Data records
··········

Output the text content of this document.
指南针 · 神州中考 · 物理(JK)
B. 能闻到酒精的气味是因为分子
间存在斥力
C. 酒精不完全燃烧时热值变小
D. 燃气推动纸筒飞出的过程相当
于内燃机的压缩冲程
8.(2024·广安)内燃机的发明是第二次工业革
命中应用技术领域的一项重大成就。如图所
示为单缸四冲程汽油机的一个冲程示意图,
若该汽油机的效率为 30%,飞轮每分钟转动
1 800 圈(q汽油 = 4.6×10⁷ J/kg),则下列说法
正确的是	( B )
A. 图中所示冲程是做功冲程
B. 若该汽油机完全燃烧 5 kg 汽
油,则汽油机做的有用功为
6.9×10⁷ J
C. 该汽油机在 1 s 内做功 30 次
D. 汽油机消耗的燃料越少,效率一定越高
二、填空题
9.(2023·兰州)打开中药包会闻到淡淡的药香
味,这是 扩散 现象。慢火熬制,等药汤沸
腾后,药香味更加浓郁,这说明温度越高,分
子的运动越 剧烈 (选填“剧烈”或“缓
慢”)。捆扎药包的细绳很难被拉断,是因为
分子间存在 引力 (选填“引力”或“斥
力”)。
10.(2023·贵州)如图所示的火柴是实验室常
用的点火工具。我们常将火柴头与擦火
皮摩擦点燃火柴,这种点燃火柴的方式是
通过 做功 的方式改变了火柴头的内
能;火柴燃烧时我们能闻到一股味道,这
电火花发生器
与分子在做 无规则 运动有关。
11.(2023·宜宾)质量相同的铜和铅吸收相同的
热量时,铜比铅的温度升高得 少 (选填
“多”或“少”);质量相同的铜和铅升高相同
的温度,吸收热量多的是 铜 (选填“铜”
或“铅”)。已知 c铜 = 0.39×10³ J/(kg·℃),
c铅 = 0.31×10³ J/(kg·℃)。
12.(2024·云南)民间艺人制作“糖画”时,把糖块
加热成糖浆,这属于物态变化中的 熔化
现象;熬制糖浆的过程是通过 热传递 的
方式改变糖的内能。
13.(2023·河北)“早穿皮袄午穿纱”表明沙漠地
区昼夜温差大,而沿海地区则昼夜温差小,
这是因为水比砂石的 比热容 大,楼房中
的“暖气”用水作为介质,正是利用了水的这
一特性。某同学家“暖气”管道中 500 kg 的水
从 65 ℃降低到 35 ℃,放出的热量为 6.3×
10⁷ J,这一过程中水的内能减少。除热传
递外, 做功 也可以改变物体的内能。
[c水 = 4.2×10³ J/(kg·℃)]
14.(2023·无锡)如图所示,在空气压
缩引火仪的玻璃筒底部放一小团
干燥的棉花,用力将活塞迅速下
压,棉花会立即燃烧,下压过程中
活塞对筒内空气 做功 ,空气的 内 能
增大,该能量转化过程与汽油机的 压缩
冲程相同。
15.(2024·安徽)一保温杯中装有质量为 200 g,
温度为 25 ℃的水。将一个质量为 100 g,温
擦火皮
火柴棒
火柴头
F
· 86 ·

··········

▶ EXERCISE
Repeat the listing in full, keeping every line exactly as it is.

▶ FINAL RESULT
Output the text content of this document.
指南针 · 神州中考 · 物理(JK)
B. 能闻到酒精的气味是因为分子
间存在斥力
C. 酒精不完全燃烧时热值变小
D. 燃气推动纸筒飞出的过程相当
于内燃机的压缩冲程
8.(2024·广安)内燃机的发明是第二次工业革
命中应用技术领域的一项重大成就。如图所
示为单缸四冲程汽油机的一个冲程示意图,
若该汽油机的效率为 30%,飞轮每分钟转动
1 800 圈(q汽油 = 4.6×10⁷ J/kg),则下列说法
正确的是	( B )
A. 图中所示冲程是做功冲程
B. 若该汽油机完全燃烧 5 kg 汽
油,则汽油机做的有用功为
6.9×10⁷ J
C. 该汽油机在 1 s 内做功 30 次
D. 汽油机消耗的燃料越少,效率一定越高
二、填空题
9.(2023·兰州)打开中药包会闻到淡淡的药香
味,这是 扩散 现象。慢火熬制,等药汤沸
腾后,药香味更加浓郁,这说明温度越高,分
子的运动越 剧烈 (选填“剧烈”或“缓
慢”)。捆扎药包的细绳很难被拉断,是因为
分子间存在 引力 (选填“引力”或“斥
力”)。
10.(2023·贵州)如图所示的火柴是实验室常
用的点火工具。我们常将火柴头与擦火
皮摩擦点燃火柴,这种点燃火柴的方式是
通过 做功 的方式改变了火柴头的内
能;火柴燃烧时我们能闻到一股味道,这
电火花发生器
与分子在做 无规则 运动有关。
11.(2023·宜宾)质量相同的铜和铅吸收相同的
热量时,铜比铅的温度升高得 少 (选填
“多”或“少”);质量相同的铜和铅升高相同
的温度,吸收热量多的是 铜 (选填“铜”
或“铅”)。已知 c铜 = 0.39×10³ J/(kg·℃),
c铅 = 0.31×10³ J/(kg·℃)。
12.(2024·云南)民间艺人制作“糖画”时,把糖块
加热成糖浆,这属于物态变化中的 熔化
现象;熬制糖浆的过程是通过 热传递 的
方式改变糖的内能。
13.(2023·河北)“早穿皮袄午穿纱”表明沙漠地
区昼夜温差大,而沿海地区则昼夜温差小,
这是因为水比砂石的 比热容 大,楼房中
的“暖气”用水作为介质,正是利用了水的这
一特性。某同学家“暖气”管道中 500 kg 的水
从 65 ℃降低到 35 ℃,放出的热量为 6.3×
10⁷ J,这一过程中水的内能减少。除热传
递外, 做功 也可以改变物体的内能。
[c水 = 4.2×10³ J/(kg·℃)]
14.(2023·无锡)如图所示,在空气压
缩引火仪的玻璃筒底部放一小团
干燥的棉花,用力将活塞迅速下
压,棉花会立即燃烧,下压过程中
活塞对筒内空气 做功 ,空气的 内 能
增大,该能量转化过程与汽油机的 压缩
冲程相同。
15.(2024·安徽)一保温杯中装有质量为 200 g,
温度为 25 ℃的水。将一个质量为 100 g,温
擦火皮
火柴棒
火柴头
F
· 86 ·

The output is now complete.